▸ **Records for this task**
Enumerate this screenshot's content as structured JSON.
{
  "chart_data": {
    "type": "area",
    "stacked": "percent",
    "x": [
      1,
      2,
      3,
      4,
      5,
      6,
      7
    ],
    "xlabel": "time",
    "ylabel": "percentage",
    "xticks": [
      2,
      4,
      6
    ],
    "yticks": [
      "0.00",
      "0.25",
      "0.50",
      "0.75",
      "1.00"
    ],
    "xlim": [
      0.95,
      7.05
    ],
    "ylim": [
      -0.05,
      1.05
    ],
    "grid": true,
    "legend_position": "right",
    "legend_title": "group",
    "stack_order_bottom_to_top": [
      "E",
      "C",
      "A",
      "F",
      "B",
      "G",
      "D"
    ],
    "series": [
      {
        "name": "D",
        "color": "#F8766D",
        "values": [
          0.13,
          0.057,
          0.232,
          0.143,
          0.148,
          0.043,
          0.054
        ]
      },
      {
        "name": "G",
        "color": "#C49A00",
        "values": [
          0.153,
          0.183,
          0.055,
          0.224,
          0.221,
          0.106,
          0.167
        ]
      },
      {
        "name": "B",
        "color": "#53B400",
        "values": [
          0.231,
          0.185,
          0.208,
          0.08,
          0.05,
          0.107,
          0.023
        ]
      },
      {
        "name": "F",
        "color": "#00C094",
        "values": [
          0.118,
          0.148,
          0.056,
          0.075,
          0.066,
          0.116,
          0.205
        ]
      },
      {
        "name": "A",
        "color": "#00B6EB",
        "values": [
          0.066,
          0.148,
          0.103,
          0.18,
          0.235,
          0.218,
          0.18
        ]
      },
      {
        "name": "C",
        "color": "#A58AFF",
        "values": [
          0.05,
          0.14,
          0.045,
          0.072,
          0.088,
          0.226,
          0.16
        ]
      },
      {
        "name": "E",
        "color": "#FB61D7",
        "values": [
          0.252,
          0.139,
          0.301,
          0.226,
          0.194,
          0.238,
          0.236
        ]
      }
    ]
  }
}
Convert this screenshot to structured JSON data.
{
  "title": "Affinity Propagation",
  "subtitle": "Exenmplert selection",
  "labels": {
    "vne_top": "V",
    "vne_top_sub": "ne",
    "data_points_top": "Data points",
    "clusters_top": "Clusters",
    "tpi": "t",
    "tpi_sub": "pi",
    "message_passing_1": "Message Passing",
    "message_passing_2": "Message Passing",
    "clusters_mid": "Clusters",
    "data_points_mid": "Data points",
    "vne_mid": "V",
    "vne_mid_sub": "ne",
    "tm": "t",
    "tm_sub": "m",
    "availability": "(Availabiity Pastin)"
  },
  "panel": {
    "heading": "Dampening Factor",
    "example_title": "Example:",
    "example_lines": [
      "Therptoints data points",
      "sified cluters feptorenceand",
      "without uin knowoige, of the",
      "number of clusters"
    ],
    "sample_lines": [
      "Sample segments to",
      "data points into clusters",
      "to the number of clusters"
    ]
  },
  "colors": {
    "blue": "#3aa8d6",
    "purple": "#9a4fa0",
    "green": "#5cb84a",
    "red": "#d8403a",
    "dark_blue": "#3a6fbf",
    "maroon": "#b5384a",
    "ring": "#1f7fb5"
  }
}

...

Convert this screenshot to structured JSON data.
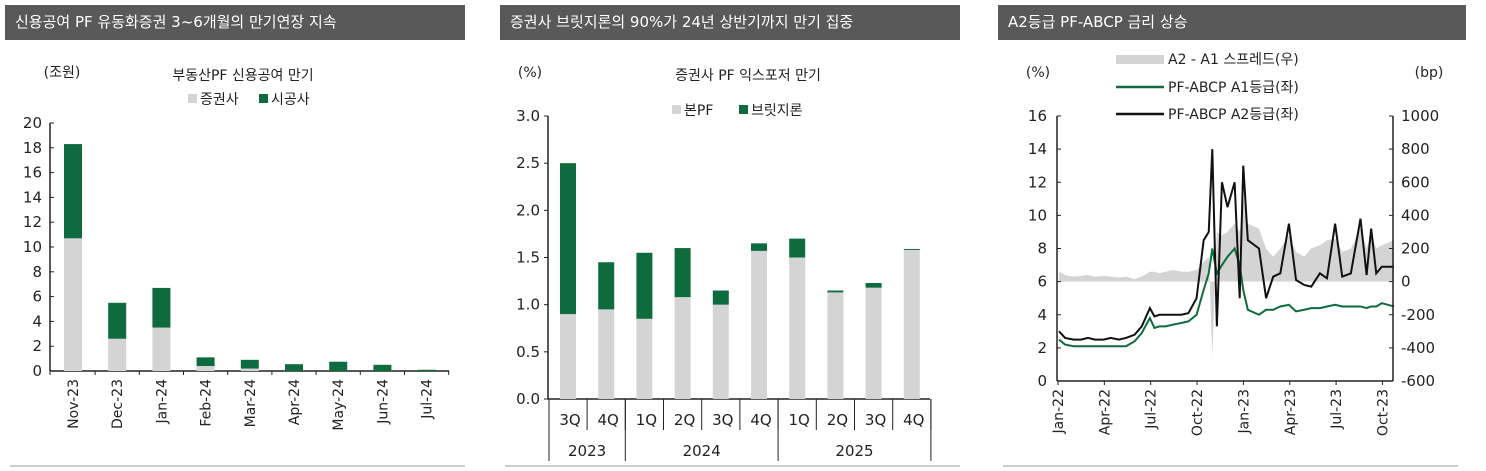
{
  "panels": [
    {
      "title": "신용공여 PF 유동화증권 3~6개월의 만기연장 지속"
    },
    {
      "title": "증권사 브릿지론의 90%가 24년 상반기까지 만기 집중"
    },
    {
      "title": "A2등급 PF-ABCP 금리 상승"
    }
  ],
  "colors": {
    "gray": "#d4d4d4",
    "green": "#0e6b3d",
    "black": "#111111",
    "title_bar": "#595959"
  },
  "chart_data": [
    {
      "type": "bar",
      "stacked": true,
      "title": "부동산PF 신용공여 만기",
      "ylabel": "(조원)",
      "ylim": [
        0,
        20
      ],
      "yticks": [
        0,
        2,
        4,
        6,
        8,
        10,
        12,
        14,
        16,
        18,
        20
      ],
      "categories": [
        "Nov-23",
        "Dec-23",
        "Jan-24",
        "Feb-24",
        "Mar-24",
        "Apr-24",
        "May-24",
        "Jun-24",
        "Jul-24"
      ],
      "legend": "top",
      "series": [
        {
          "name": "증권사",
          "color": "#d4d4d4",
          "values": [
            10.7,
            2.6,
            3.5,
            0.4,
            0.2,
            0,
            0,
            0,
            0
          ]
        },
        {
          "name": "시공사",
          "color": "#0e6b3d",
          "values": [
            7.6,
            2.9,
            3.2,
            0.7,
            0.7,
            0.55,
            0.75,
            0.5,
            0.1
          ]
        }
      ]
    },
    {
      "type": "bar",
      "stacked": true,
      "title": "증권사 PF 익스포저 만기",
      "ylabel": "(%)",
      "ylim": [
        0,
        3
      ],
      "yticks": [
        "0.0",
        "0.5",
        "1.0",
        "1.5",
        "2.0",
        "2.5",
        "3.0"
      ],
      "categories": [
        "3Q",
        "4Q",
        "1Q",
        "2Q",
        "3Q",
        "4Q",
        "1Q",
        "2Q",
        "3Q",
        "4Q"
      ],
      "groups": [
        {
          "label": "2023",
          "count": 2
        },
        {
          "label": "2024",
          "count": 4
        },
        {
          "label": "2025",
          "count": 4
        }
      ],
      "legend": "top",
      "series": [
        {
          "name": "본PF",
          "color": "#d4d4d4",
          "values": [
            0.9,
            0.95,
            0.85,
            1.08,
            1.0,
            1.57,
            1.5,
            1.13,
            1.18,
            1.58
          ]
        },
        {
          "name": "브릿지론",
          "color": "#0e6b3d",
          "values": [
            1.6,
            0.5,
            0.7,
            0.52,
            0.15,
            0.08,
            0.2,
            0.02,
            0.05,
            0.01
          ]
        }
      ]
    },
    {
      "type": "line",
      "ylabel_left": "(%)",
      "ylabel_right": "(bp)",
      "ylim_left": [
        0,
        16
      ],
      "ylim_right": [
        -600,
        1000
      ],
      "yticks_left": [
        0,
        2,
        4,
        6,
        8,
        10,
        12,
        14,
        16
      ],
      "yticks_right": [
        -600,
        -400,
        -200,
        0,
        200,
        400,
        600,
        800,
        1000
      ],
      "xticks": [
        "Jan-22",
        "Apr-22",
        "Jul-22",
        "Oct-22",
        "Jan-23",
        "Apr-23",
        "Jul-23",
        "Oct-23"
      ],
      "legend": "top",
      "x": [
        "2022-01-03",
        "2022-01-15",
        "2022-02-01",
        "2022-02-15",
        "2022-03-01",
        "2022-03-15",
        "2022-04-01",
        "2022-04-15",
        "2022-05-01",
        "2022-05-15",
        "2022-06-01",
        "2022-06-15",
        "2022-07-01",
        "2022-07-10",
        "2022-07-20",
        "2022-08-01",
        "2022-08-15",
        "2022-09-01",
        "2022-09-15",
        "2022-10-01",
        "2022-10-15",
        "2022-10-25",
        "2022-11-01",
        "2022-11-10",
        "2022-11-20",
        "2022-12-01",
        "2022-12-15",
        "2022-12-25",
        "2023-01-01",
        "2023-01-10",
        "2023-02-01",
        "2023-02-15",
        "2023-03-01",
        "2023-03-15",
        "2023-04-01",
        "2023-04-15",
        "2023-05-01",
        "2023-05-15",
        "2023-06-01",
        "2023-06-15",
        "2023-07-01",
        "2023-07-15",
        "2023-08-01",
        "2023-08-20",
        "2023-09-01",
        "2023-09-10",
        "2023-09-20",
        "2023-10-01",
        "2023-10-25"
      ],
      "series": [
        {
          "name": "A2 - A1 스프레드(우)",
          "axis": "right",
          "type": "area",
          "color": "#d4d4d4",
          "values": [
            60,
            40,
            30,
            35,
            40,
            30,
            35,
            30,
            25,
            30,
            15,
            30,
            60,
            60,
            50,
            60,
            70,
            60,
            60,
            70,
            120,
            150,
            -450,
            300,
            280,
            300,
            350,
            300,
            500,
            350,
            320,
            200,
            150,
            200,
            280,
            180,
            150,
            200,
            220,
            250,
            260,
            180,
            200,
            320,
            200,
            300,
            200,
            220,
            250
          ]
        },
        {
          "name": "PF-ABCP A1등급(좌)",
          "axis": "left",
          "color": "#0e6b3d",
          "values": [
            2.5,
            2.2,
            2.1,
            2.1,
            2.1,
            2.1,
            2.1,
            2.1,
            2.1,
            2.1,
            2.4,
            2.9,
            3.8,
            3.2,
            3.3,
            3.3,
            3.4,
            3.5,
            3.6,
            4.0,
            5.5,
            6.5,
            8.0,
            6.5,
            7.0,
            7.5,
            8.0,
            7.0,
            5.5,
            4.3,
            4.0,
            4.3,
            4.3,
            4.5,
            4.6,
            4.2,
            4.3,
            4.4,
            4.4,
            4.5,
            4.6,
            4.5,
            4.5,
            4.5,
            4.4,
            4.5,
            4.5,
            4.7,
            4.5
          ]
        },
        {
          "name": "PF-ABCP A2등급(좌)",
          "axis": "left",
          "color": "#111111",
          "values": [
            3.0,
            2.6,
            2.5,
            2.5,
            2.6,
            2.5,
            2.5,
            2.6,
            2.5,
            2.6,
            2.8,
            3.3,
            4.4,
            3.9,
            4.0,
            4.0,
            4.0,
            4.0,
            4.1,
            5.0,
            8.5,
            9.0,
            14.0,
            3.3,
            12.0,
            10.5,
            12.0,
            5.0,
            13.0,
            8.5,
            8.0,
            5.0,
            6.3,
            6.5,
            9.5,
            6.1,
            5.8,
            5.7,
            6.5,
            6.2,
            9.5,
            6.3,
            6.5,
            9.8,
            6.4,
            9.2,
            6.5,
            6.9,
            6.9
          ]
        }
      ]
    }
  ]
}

▸ **Directive**
Lines that hold the word "신용공여" are the ones to return, every one of them.

▸ **Complete answer**
      "title": "신용공여 PF 유동화증권 3~6개월의 만기연장 지속"
      "title": "부동산PF 신용공여 만기",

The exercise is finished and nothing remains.